Short problem ->
Return every line of the data below that includes the string "this".
════
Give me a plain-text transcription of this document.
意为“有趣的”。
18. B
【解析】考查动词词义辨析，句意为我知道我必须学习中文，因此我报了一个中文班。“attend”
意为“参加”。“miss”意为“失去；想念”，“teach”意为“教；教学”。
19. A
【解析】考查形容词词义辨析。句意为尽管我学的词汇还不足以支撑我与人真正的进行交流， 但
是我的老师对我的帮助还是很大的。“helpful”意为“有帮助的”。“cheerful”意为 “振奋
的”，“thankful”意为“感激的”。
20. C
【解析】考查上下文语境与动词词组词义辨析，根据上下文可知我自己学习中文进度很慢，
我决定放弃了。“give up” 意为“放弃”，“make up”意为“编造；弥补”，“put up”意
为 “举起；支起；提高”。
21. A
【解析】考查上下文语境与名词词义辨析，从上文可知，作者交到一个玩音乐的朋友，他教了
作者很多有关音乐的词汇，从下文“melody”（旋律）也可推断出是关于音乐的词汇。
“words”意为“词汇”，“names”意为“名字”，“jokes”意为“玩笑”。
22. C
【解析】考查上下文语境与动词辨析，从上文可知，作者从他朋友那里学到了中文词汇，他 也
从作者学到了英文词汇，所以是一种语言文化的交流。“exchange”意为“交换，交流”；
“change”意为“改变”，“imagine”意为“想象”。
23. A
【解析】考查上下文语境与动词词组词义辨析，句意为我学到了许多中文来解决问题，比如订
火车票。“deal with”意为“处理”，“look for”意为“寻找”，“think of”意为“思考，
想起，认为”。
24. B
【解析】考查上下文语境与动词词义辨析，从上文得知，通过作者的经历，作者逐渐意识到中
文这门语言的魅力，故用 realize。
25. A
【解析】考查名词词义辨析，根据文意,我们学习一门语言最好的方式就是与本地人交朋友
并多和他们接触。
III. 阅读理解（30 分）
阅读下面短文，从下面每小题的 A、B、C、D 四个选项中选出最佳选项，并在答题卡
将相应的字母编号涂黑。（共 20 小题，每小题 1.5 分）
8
════
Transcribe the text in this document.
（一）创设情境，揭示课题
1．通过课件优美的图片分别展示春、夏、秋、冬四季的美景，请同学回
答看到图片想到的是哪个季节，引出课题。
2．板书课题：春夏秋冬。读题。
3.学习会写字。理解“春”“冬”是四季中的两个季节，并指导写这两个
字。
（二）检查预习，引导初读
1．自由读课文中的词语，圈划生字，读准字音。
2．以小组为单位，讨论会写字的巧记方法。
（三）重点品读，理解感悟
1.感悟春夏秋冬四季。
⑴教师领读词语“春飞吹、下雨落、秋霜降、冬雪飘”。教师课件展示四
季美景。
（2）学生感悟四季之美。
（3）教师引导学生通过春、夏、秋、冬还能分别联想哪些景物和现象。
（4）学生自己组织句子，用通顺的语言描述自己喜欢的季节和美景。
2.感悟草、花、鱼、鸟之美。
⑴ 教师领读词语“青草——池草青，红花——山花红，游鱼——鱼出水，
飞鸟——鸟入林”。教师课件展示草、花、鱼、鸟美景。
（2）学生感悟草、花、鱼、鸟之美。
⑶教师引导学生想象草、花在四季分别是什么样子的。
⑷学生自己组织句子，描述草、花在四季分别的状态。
════
Exercise output ->
Give me a plain-text transcription of this document.
Transcribe the text in this document.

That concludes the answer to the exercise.